Reading passage:

Cliffside Revisions Proposed: N.C. Official’s Report Recommends Air Permit for Duke’s Plans to Expand Coal Plant
By Bruce Henderson, The Charlotte Observer, N.C.
Dec. 22–A state official, responding to critics of Duke Energy’s plan to expand a coal-fired power plant west of Charlotte, recommends more than a dozen revisions be made before the project gets a final go-ahead.
Duke would build an 800-megawatt boiler and retire four old units at the Cliffside plant in Rutherford County. Duke says the expanded plant will feature state-of-the-art pollution controls.
Critics charge that it won’t be as clean as possible and will double Cliffside’s emissions of planet-warming carbon dioxide. Carbon dioxide is not regulated, making it outside the state’s jurisdiction.
The N.C. Division of Air Quality got 1,865 written comments on the plan, two-thirds of them opposed. Among the critics are two federal agencies.

Stored items:
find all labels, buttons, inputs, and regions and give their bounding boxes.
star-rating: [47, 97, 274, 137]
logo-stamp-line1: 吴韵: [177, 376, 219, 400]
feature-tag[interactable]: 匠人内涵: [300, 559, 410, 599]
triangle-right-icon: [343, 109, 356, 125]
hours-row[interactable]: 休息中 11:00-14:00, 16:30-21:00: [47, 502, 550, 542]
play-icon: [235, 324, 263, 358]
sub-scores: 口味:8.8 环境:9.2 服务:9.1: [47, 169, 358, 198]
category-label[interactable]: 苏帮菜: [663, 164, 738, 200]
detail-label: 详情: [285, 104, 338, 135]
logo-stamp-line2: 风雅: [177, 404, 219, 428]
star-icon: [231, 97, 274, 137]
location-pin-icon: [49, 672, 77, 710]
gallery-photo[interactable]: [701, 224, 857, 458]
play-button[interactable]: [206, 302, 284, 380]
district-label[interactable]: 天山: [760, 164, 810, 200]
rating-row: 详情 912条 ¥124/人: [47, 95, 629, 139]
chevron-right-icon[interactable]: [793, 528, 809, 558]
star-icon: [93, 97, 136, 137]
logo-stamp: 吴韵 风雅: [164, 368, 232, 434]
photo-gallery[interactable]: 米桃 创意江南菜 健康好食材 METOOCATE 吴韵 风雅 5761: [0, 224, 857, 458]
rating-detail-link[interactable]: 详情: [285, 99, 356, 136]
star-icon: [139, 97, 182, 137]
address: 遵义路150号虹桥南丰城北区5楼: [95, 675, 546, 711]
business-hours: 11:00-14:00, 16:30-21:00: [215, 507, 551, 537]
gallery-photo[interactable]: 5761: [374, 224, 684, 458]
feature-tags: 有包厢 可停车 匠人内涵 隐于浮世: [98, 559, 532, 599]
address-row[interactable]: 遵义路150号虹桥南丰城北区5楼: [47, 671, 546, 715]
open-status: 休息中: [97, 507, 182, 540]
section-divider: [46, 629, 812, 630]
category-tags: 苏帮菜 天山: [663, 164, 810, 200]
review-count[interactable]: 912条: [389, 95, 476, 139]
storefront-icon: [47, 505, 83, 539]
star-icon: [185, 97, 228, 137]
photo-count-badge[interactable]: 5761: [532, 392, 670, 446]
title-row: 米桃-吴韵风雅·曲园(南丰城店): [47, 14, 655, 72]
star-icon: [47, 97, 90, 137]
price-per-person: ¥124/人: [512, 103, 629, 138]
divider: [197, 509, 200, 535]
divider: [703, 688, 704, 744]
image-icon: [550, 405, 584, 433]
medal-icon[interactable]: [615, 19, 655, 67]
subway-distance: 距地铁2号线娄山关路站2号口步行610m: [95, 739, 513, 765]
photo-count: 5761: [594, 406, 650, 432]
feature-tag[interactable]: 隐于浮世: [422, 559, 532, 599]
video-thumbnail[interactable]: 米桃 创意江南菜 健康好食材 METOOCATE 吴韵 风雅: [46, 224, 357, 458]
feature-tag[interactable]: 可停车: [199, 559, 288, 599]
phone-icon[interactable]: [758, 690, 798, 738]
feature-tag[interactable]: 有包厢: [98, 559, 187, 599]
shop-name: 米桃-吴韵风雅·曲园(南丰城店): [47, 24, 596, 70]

Exercise set:
a. Decide whether each statement agrees with the Cliffside article, answering yes or no and quoting the words from the article that settle it: (i) Duke would build an 800-megawatt boiler at Cliffside. (ii) Carbon dioxide falls under the state's jurisdiction. (iii) Most of the written comments the N.C. Division of Air Quality received supported the plan.
b. Please reproduce everything in the Cliffside article from "Dec. 22–A state" down to "two federal agencies.".
c. Carry the article on Duke's Cliffside coal plant forward from its last sentence.
Nothing in the data is needed here.

List of answers:
a.
(i) Yes: "Duke would build an 800-megawatt boiler and retire four old units at the Cliffside plant in Rutherford County."
(ii) No: "Carbon dioxide is not regulated, making it outside the state’s jurisdiction."
(iii) No: "The N.C. Division of Air Quality got 1,865 written comments on the plan, two-thirds of them opposed."

b.
Dec. 22–A state official, responding to critics of Duke Energy’s plan to expand a coal-fired power plant west of Charlotte, recommends more than a dozen revisions be made before the project gets a final go-ahead.
Duke would build an 800-megawatt boiler and retire four old units at the Cliffside plant in Rutherford County. Duke says the expanded plant will feature state-of-the-art pollution controls.
Critics charge that it won’t be as clean as possible and will double Cliffside’s emissions of planet-warming carbon dioxide. Carbon dioxide is not regulated, making it outside the state’s jurisdiction.
The N.C. Division of Air Quality got 1,865 written comments on the plan, two-thirds of them opposed. Among the critics are two federal agencies.

c.
The National Park Service has predicted “severe impacts” to Great Smoky Mountains National Park from the plant’s emissions, and challenged the lack of study of pollutants that cause visibility-robbing haze. The Environmental Protection Agency has questioned issuing a permit before a key enforcement case is resolved.
Margaret Love, regional supervisor for the N.C. Division of Air Quality in Winston-Salem, presided over a Sept. 18 hearing on the expansion. In a report last week, she recommended Duke receive an air permit, but with revisions.
She also responded to criticisms of a draft permit. They included:
–A lack of review of the plant’s emissions of nitrogen oxides and sulfur dioxides, which form ozone and haze, to ensure that they won’t significantly worsen the region’s air.
Duke met the terms of a 2006 state law, Love wrote, that gave the utility credit for pollution reductions at Cliffside under the state Clean Smokestacks Act. Those benefits meant the plant’s net emissions would not rise.
But Love recommended that the state address charges that incremental impacts of nitrogen oxide and sulfur dioxides on wilderness areas, such as the Great Smokies, weren’t evaluated.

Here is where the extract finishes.